Dataset rows about figures:
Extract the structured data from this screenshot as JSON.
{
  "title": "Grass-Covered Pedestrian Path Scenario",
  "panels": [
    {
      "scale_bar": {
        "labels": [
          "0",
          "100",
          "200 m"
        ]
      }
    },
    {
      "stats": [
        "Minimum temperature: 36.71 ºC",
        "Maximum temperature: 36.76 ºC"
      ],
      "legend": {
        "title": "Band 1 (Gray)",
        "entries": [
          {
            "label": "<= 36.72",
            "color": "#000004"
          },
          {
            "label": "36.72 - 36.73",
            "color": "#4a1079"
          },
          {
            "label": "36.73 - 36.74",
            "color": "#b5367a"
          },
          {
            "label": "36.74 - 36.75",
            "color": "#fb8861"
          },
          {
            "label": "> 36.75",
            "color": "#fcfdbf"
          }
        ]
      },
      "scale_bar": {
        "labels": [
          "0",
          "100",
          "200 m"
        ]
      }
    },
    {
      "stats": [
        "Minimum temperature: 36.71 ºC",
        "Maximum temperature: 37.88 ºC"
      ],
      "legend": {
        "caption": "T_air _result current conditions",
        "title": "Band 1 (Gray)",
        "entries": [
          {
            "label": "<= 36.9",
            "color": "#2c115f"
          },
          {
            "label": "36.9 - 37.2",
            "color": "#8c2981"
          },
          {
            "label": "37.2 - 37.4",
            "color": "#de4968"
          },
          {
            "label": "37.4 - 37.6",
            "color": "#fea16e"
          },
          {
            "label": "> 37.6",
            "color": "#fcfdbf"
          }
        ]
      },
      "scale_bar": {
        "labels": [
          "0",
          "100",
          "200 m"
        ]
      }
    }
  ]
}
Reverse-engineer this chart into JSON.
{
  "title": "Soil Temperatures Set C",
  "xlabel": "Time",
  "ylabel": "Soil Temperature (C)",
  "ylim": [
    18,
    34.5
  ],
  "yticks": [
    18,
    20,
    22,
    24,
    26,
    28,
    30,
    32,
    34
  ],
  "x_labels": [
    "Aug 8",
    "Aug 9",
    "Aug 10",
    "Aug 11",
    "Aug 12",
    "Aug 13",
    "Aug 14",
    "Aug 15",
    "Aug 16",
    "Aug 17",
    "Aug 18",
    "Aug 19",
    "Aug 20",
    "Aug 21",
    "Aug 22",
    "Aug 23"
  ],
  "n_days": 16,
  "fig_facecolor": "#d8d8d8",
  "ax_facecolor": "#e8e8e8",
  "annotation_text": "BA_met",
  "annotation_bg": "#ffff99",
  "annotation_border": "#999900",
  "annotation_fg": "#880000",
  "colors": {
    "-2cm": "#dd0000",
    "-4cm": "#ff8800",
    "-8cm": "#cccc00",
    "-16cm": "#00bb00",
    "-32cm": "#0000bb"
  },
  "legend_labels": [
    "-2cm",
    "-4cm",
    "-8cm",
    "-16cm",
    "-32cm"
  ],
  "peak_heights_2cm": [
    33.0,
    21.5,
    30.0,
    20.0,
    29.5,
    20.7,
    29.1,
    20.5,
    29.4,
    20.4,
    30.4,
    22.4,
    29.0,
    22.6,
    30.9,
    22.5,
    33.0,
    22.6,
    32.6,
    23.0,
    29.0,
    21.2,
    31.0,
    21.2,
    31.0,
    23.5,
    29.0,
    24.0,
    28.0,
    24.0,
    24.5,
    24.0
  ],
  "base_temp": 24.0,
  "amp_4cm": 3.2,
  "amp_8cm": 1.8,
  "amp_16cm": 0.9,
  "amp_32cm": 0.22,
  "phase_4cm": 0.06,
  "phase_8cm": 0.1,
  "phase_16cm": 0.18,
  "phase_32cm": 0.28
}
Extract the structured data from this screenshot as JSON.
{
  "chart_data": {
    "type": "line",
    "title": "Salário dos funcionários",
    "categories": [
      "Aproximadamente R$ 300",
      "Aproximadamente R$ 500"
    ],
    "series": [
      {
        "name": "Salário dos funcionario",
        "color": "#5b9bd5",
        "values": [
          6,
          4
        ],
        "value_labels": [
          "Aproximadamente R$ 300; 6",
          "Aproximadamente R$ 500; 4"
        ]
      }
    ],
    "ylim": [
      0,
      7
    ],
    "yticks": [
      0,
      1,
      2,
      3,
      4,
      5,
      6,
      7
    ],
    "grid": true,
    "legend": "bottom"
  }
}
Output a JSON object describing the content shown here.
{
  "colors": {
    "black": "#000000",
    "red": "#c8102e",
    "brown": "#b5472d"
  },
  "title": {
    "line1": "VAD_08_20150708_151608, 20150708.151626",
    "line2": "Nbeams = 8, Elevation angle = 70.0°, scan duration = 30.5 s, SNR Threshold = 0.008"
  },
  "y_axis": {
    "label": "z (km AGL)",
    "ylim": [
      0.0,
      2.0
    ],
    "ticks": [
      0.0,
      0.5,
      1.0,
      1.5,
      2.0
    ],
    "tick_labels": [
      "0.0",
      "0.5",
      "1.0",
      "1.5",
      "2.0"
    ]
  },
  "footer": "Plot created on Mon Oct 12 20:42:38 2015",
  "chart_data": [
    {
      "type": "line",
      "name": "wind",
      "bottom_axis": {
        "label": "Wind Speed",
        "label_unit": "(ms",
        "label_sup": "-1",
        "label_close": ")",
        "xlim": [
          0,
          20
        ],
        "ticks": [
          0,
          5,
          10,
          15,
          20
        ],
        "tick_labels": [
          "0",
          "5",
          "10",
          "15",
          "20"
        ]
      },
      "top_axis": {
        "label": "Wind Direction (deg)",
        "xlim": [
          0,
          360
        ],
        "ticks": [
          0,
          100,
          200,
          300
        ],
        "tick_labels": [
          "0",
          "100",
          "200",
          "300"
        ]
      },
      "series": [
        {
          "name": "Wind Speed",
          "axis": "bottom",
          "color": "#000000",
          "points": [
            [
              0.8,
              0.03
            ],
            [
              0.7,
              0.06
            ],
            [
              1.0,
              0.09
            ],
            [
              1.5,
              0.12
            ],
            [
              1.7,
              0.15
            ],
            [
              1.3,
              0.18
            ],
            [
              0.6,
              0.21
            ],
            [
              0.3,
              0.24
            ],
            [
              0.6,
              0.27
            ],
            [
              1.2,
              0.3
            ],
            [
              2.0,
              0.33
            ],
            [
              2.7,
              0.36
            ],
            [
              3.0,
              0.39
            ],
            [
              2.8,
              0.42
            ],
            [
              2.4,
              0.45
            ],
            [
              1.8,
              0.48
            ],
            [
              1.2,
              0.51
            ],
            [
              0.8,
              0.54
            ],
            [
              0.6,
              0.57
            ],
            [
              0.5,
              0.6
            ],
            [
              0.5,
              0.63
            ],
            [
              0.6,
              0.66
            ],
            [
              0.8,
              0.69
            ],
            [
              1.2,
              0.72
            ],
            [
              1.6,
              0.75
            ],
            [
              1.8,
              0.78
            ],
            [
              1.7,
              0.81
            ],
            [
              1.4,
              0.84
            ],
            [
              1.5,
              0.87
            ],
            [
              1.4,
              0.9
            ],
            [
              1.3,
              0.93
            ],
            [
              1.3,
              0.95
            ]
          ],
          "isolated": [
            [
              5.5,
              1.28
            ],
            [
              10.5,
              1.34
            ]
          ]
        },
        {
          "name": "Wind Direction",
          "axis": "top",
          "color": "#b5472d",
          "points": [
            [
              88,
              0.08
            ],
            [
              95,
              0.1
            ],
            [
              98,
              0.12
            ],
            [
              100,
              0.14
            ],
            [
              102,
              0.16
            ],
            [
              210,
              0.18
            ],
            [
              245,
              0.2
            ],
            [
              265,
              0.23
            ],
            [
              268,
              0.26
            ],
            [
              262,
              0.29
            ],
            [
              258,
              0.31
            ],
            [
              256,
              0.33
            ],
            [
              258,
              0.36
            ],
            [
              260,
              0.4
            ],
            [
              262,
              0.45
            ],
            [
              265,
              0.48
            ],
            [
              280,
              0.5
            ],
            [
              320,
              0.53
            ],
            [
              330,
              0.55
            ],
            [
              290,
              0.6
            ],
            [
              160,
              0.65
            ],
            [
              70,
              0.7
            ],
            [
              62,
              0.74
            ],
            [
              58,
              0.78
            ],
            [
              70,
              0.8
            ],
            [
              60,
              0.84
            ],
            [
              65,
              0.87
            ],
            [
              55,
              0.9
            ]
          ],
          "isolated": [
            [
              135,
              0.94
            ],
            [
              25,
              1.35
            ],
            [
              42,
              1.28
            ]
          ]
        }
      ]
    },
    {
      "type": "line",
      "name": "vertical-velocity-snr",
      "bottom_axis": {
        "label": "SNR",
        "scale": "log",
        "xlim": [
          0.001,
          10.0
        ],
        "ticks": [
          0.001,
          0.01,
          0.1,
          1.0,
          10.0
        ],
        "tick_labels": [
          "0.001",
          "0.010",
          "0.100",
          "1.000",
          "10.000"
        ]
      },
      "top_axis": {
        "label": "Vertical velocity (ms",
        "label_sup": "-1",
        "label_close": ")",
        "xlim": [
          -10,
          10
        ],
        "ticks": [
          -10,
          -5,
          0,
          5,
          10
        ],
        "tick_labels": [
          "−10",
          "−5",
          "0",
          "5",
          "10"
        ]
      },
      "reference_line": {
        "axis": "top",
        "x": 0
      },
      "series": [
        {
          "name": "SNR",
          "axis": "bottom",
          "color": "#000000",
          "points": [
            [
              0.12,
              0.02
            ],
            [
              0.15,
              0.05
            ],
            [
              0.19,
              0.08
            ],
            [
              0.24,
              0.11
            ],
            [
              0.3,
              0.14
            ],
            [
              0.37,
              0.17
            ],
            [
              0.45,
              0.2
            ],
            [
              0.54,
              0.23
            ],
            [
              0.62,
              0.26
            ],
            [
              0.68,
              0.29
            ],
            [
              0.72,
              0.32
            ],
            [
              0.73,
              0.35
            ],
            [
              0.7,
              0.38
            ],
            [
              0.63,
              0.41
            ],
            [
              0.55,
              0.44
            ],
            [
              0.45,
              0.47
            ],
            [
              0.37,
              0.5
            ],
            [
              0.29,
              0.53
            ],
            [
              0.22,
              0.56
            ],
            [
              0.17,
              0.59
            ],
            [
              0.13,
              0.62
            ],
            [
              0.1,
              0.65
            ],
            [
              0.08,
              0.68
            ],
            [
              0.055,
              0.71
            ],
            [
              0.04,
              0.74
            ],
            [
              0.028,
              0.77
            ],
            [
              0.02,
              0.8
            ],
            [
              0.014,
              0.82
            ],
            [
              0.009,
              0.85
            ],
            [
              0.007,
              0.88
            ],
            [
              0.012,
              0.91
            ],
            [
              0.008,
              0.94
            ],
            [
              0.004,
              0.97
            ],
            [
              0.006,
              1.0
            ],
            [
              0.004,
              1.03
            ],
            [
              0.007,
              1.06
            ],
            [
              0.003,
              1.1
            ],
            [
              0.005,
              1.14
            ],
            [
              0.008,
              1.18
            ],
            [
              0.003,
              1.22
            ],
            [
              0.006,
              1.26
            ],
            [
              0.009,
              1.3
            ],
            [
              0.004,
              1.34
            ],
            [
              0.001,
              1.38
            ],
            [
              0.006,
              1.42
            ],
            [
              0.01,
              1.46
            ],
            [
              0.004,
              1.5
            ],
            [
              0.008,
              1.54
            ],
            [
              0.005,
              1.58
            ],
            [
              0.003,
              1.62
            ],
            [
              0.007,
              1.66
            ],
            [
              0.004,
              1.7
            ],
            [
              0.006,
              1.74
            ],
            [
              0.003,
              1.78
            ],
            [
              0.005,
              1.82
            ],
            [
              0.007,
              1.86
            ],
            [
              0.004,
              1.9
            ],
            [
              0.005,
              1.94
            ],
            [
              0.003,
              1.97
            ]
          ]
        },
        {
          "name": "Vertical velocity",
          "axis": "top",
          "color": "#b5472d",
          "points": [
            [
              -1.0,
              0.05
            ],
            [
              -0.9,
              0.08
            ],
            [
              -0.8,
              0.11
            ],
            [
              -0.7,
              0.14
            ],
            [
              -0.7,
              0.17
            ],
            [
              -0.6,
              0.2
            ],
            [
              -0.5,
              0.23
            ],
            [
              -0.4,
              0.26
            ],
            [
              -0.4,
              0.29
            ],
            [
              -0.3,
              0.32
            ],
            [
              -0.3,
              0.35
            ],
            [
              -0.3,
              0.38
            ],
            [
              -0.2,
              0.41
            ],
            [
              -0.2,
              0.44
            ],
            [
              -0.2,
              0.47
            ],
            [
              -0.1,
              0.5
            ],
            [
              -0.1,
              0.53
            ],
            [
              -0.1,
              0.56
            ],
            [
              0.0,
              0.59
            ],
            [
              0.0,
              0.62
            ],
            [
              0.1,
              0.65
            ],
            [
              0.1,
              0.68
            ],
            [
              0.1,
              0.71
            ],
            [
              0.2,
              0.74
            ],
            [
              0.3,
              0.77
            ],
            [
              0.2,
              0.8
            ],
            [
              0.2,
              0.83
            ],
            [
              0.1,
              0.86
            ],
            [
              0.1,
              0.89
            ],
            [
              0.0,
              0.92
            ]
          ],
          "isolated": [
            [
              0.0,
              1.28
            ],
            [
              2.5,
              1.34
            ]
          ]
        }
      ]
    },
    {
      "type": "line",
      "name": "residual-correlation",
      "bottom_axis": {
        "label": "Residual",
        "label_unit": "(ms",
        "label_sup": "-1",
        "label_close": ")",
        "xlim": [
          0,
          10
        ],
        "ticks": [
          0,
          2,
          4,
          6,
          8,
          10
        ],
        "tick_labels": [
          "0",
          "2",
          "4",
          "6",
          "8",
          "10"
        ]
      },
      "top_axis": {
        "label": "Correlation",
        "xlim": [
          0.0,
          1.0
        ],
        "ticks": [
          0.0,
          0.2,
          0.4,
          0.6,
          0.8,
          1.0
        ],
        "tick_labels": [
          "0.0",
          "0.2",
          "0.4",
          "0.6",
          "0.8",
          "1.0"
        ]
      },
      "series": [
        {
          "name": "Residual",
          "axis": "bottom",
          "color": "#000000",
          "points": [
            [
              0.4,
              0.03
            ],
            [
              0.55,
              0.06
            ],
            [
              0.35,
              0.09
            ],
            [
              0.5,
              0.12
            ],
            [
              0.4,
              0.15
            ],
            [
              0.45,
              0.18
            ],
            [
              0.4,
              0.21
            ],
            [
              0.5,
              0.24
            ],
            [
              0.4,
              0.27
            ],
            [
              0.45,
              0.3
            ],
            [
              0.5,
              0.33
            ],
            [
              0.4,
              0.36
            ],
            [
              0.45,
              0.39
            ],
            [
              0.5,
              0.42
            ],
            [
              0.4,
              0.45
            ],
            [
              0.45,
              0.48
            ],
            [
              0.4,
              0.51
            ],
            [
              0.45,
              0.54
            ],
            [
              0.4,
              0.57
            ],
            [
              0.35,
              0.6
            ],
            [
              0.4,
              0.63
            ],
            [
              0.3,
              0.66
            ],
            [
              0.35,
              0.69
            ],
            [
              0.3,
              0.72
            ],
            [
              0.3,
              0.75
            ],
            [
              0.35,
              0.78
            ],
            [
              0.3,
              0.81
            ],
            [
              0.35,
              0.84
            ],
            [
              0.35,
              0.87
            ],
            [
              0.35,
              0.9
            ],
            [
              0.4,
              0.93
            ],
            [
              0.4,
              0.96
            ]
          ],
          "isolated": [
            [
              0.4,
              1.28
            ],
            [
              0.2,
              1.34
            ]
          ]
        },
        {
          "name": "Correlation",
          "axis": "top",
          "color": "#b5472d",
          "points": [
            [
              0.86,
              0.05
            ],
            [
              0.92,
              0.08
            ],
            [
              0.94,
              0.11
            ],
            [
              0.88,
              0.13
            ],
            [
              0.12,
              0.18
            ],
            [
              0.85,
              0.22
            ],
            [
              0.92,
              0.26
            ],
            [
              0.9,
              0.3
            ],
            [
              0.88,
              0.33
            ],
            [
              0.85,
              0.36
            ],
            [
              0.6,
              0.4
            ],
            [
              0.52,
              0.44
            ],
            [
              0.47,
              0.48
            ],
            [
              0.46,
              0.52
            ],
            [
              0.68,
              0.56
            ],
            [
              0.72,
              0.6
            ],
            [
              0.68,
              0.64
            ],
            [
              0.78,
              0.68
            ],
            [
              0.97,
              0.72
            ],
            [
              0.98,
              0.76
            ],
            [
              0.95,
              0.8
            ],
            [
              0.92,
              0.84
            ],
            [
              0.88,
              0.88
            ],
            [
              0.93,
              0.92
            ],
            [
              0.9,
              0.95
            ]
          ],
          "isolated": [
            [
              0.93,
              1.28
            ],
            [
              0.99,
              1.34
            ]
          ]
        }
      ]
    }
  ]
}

* Goal *
From the listing, copy each line containing the word "title".

* Written reply *
  "title": "Grass-Covered Pedestrian Path Scenario",
        "title": "Band 1 (Gray)",
        "title": "Band 1 (Gray)",
  "title": "Soil Temperatures Set C",
    "title": "Salário dos funcionários",
  "title": {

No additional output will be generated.